What you need to do: Below are the records; locate each line with the word "watermark" and copy it.

** start of Supplied records **

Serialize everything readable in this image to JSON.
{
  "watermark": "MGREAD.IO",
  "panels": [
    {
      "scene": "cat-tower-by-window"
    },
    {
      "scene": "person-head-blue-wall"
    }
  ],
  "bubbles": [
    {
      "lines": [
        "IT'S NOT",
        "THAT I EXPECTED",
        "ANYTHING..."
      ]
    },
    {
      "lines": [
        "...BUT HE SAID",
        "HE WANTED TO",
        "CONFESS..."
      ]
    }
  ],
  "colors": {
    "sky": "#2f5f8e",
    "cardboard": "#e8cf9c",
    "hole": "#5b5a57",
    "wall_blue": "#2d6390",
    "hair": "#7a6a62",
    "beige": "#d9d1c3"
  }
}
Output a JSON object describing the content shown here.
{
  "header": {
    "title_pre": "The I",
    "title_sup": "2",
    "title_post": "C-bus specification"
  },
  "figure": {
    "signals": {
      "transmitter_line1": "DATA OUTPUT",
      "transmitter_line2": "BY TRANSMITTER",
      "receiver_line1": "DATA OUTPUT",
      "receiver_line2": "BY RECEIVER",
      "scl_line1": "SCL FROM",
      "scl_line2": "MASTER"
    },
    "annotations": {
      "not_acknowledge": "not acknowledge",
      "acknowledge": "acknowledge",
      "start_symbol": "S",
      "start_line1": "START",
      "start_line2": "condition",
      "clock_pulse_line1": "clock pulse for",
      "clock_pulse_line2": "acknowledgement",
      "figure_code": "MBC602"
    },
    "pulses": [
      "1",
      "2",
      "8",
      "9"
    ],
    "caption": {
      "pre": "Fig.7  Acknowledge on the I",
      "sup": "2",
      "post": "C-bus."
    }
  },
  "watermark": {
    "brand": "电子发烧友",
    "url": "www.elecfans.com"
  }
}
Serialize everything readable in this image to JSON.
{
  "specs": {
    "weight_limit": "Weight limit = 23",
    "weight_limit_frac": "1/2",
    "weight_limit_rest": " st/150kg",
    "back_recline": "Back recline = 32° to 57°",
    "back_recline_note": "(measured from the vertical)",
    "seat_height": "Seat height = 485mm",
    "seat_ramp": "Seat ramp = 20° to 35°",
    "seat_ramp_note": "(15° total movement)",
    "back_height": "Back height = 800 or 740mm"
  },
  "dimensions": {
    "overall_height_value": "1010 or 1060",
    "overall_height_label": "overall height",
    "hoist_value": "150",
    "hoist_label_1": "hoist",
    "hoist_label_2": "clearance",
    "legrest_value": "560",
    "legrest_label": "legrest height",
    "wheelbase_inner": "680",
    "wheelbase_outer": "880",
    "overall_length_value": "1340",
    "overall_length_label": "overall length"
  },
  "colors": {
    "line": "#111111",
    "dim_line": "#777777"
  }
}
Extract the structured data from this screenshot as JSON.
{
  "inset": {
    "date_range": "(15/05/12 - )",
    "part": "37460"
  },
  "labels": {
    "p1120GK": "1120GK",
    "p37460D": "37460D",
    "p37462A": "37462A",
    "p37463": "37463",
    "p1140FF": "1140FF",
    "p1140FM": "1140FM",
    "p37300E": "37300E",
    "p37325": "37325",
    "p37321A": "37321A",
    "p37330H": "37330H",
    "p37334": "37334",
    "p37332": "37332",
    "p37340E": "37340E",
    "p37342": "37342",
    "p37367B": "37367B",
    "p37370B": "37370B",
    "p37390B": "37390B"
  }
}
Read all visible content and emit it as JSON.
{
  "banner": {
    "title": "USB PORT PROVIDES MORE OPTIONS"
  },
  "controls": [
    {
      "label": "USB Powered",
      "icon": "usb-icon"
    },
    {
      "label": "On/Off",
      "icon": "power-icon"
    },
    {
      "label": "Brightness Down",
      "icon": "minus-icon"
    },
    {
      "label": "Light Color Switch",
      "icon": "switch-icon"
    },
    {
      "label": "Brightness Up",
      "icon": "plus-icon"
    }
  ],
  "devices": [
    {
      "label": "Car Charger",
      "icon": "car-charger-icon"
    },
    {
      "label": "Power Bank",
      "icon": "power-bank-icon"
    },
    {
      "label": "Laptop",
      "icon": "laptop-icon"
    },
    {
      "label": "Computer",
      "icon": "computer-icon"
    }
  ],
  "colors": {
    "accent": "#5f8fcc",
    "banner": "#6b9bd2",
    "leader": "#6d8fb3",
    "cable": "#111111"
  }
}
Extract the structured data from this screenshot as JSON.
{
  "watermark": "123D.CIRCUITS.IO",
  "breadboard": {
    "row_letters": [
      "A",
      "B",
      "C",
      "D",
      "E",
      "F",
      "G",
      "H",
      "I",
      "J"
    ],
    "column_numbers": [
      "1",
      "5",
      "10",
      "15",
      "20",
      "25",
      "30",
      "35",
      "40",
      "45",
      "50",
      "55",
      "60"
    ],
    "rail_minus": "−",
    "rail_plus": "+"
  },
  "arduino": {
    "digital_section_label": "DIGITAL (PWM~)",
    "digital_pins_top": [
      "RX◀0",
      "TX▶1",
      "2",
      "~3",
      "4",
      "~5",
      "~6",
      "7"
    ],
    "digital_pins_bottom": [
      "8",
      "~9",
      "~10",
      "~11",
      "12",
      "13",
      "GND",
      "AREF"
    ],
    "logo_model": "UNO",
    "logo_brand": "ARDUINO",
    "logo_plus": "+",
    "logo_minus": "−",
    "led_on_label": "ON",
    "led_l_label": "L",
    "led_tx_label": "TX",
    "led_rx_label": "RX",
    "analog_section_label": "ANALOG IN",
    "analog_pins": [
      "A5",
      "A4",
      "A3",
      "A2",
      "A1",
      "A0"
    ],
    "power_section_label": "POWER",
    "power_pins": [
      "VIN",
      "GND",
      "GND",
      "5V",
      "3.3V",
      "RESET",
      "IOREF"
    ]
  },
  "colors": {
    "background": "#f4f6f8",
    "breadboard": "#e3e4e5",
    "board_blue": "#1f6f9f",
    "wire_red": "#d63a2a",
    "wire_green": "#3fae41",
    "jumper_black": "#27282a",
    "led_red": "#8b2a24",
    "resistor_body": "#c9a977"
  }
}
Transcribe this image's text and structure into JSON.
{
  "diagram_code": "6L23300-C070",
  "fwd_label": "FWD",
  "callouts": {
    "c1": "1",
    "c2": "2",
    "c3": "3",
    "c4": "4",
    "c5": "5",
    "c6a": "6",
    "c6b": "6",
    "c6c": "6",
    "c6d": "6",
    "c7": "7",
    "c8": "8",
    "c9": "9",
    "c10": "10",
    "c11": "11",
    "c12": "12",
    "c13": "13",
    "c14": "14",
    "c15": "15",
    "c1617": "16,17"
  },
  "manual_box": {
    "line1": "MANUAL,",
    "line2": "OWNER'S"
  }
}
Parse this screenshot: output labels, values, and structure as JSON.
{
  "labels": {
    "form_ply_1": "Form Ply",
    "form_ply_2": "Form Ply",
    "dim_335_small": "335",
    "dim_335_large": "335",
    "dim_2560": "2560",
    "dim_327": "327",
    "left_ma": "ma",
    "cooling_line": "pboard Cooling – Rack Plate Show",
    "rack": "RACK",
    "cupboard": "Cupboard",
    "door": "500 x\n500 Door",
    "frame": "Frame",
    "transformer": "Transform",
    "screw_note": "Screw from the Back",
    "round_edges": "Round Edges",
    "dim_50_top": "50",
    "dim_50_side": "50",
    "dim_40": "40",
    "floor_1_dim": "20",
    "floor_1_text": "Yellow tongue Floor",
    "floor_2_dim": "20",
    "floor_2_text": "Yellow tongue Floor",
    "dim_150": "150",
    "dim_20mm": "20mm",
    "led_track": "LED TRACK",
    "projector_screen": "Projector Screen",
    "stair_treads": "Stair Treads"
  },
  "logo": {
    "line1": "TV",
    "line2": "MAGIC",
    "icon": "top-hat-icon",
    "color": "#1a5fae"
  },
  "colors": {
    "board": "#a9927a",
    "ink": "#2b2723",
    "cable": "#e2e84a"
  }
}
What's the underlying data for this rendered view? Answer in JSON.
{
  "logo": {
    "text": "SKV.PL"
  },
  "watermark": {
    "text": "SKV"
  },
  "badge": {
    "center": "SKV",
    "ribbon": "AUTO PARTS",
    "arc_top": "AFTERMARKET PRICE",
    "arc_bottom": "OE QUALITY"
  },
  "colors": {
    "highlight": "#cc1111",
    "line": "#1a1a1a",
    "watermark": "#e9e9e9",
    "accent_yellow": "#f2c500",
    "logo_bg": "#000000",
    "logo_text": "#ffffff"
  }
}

** end of Supplied records **

Exercise answer:
  "watermark": "MGREAD.IO",
  "watermark": {
  "watermark": "123D.CIRCUITS.IO",
  "watermark": {
    "watermark": "#e9e9e9",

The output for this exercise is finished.